▶ [Problem to solve]
Out of all the lines below, count those with the word "name". Give the number only.

▶ [Supplied records]
★ ★ ★ ★ ★

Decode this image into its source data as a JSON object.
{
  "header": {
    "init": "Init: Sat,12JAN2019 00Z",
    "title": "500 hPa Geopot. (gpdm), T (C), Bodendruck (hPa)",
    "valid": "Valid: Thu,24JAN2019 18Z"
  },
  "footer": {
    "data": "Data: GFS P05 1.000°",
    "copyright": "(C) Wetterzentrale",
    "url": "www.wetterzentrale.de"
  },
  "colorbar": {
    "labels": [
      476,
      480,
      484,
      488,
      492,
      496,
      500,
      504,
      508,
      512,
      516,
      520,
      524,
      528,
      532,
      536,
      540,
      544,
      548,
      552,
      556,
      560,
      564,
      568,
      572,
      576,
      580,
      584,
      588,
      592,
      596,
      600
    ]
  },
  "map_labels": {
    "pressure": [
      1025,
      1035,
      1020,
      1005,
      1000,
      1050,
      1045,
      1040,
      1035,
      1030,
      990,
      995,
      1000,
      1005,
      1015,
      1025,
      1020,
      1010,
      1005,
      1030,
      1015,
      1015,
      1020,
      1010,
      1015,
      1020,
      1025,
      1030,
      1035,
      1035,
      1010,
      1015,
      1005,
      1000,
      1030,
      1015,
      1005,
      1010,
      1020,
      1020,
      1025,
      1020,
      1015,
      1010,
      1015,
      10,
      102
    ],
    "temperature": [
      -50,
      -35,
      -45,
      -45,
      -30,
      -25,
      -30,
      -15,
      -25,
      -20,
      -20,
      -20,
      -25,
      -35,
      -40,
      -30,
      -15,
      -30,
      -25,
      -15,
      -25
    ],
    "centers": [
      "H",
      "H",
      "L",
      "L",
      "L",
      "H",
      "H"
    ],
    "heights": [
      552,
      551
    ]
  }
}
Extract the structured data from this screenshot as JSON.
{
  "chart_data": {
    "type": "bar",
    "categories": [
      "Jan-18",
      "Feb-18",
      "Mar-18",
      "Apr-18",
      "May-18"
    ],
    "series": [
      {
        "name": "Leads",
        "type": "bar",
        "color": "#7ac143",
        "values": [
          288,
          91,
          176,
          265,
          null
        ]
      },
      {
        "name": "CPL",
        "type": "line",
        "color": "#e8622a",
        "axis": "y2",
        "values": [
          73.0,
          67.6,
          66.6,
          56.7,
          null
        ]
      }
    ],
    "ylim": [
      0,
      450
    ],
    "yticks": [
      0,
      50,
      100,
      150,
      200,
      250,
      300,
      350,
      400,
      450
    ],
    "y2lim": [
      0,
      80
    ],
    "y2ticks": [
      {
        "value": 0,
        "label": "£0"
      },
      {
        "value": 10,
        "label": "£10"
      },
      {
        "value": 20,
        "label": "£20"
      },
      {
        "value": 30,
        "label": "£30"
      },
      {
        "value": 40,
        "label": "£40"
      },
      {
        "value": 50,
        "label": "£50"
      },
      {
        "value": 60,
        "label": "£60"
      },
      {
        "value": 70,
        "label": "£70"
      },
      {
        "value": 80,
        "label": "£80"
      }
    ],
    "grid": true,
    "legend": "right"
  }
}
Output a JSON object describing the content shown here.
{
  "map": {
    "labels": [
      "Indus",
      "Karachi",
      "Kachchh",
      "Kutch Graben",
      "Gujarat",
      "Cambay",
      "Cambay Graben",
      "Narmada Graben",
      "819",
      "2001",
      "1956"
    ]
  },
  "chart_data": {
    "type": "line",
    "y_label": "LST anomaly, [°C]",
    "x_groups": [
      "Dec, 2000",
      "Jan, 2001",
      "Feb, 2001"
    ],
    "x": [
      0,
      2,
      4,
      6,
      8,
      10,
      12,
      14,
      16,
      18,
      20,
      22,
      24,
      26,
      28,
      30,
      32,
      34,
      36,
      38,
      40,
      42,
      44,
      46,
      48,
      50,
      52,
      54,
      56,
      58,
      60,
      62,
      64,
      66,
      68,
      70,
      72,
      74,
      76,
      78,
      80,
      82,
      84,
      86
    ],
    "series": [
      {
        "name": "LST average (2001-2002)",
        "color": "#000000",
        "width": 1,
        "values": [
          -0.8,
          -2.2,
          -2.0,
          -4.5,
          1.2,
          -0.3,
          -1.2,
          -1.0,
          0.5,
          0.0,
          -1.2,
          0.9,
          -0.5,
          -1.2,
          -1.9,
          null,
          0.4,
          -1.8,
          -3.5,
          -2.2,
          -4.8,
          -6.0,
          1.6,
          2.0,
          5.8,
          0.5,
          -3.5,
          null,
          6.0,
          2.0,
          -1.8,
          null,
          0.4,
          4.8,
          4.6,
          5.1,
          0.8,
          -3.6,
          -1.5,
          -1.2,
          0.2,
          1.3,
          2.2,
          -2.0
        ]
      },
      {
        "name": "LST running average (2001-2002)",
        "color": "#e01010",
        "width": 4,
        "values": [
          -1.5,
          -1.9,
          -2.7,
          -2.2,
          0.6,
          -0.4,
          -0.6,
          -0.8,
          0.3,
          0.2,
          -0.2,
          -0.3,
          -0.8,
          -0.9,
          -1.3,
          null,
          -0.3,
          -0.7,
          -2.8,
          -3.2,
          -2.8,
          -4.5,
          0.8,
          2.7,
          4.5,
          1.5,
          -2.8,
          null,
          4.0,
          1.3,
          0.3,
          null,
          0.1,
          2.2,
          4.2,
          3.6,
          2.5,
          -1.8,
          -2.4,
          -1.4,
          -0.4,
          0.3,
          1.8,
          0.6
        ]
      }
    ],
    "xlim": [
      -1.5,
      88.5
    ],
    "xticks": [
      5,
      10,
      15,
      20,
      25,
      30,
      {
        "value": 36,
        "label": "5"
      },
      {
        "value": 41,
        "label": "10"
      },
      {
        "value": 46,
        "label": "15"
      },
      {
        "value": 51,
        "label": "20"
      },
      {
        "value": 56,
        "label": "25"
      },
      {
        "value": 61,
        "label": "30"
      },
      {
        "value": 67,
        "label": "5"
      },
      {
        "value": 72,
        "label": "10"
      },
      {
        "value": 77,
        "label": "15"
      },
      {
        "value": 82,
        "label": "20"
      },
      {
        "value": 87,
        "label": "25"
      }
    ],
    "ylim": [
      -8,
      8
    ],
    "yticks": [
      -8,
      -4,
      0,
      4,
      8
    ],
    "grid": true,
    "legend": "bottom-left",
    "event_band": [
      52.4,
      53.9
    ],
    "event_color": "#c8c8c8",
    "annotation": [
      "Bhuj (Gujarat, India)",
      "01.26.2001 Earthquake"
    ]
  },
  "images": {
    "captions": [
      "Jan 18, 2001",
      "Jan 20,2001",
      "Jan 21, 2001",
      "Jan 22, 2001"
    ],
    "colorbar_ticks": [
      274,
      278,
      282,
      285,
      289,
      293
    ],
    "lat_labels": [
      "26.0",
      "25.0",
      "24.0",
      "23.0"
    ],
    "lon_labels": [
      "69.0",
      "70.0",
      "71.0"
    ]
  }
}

★ ★ ★ ★ ★

▶ [Problem solution]
4